EXERCISE PROMPT
Show all lines from the listing below that contain "Word".

DATASET CONTENT
━━━━

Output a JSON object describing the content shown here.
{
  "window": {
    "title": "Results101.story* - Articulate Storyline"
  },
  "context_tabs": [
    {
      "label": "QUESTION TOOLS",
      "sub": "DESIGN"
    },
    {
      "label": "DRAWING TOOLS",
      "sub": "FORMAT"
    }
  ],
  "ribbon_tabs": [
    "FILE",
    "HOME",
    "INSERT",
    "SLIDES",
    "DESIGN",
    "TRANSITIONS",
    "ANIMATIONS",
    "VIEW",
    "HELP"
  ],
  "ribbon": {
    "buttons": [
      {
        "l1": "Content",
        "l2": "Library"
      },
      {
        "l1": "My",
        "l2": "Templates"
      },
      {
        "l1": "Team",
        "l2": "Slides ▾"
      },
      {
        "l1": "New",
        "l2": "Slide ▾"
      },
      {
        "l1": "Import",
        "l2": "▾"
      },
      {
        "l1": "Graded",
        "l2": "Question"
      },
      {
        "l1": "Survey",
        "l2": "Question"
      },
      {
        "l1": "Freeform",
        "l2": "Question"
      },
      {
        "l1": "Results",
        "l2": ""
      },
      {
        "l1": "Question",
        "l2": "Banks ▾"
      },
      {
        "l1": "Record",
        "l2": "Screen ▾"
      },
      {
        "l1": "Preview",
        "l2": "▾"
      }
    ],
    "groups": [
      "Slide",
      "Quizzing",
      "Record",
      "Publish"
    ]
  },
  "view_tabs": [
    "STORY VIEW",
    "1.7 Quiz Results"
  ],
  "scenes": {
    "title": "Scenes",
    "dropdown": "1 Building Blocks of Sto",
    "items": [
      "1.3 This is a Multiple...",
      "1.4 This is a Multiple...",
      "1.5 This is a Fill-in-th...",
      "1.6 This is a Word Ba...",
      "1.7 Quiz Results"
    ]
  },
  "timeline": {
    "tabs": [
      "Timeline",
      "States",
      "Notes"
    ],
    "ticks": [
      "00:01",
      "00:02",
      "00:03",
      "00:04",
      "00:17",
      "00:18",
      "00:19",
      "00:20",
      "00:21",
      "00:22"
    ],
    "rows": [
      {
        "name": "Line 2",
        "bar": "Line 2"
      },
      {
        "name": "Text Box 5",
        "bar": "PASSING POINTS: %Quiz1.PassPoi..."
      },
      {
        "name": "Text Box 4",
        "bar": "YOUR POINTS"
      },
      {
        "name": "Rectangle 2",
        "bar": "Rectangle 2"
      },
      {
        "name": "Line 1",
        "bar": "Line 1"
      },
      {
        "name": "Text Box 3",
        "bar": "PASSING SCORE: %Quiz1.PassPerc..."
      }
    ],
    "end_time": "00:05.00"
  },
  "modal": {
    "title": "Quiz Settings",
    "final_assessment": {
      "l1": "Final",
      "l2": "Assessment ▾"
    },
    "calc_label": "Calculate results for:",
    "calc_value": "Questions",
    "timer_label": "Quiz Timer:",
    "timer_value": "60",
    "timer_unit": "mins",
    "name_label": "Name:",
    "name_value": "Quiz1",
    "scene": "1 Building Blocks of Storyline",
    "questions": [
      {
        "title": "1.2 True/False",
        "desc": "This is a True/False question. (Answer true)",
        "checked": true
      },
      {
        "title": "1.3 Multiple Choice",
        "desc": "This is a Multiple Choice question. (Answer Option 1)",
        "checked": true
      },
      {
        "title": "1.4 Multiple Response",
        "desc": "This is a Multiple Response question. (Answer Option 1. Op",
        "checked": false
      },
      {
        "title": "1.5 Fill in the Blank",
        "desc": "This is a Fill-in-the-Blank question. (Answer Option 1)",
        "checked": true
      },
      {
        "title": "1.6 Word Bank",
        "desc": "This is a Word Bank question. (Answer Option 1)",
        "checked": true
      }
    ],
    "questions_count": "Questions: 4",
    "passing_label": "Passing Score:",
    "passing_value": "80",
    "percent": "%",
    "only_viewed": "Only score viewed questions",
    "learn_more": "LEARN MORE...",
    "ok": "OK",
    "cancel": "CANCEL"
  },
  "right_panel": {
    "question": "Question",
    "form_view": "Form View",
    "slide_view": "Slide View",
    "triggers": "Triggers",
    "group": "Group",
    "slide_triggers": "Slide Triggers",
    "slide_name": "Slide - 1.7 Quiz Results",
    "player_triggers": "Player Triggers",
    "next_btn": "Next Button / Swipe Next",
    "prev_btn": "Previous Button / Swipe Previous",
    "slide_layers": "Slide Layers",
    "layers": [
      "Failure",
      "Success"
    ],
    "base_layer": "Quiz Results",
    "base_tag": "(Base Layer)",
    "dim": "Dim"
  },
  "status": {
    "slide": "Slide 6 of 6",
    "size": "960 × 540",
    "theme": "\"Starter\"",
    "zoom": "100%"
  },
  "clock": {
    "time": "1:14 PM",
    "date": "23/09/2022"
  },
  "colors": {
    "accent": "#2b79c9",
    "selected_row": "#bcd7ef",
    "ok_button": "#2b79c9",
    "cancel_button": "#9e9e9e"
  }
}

━━━━

PROBLEM SOLUTION
      "1.6 This is a Word Ba...",
        "title": "1.6 Word Bank",
        "desc": "This is a Word Bank question. (Answer Option 1)",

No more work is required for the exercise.